WHAT IS EXPECTED:
Here are some records; copy every line that holds the word "screenshot".

* * * * * * *

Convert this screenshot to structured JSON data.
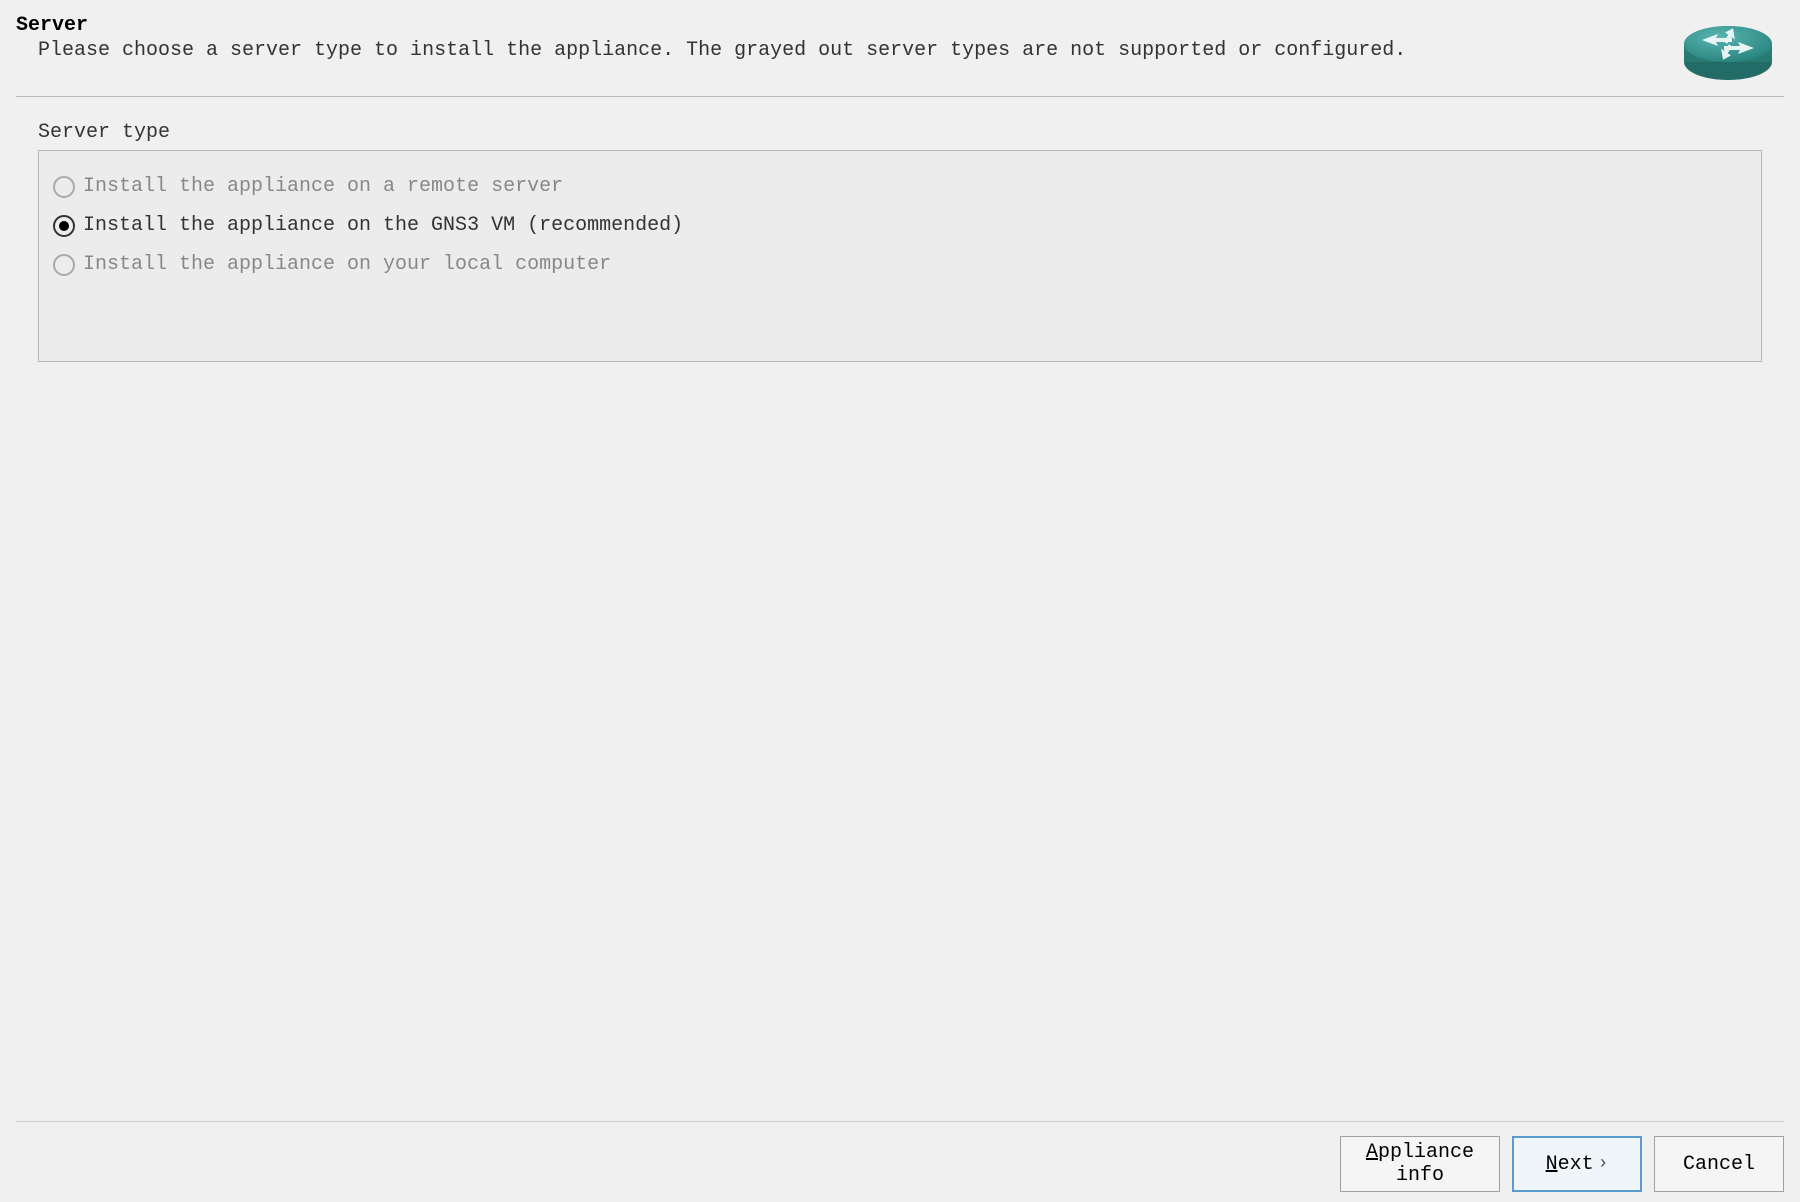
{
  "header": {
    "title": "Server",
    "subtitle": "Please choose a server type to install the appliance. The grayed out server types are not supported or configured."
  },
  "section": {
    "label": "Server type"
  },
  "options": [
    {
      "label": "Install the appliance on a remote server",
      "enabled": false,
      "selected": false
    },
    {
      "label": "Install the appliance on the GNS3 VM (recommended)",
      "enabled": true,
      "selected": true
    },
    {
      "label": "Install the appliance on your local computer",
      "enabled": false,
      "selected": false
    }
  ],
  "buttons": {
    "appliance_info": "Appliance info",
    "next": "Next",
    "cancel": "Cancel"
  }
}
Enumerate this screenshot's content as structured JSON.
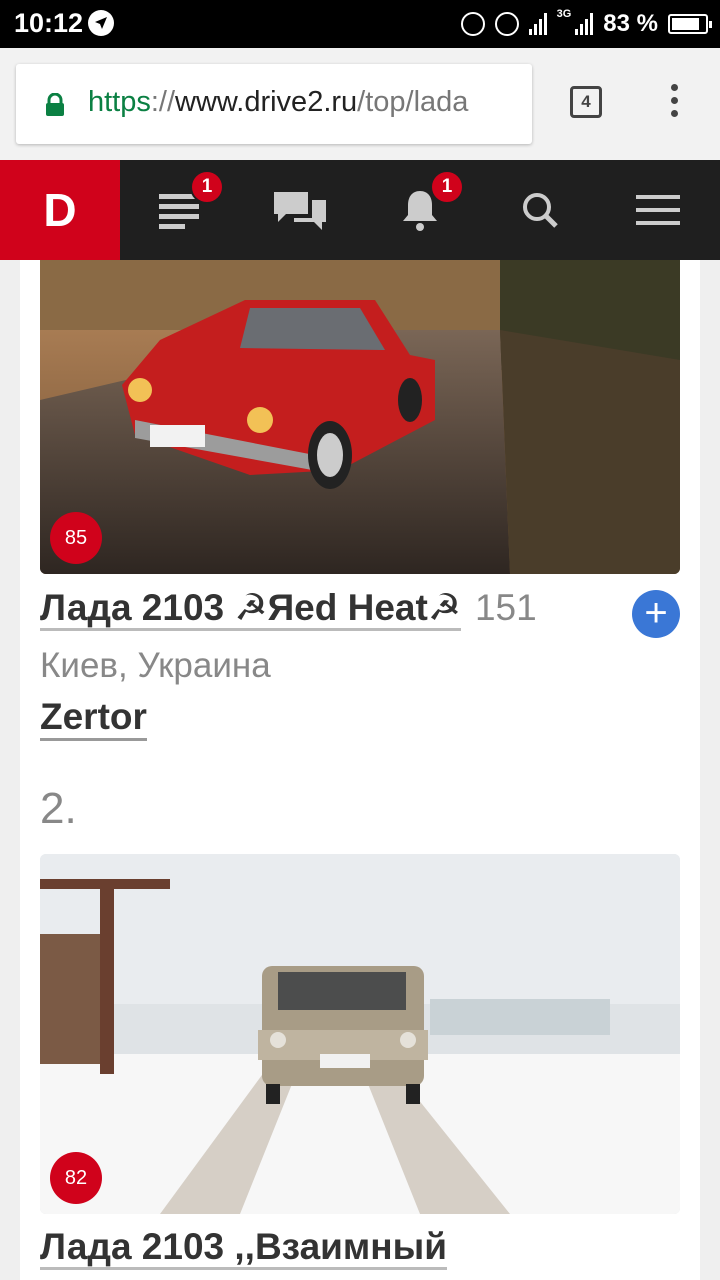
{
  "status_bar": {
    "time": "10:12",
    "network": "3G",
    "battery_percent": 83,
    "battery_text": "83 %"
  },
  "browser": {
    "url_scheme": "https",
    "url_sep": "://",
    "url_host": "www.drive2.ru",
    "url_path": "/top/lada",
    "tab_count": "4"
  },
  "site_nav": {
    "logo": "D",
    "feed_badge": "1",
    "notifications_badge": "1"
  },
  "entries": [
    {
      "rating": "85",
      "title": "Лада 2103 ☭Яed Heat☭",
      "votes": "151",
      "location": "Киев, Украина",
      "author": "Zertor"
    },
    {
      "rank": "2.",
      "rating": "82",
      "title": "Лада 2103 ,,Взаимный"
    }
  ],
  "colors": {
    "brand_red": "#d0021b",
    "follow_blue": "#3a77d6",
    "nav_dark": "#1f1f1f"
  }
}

* * * * * * *

EXERCISE RESULT:
Convert this screenshot to structured JSON data.
Enumerate this screenshot's content as structured JSON.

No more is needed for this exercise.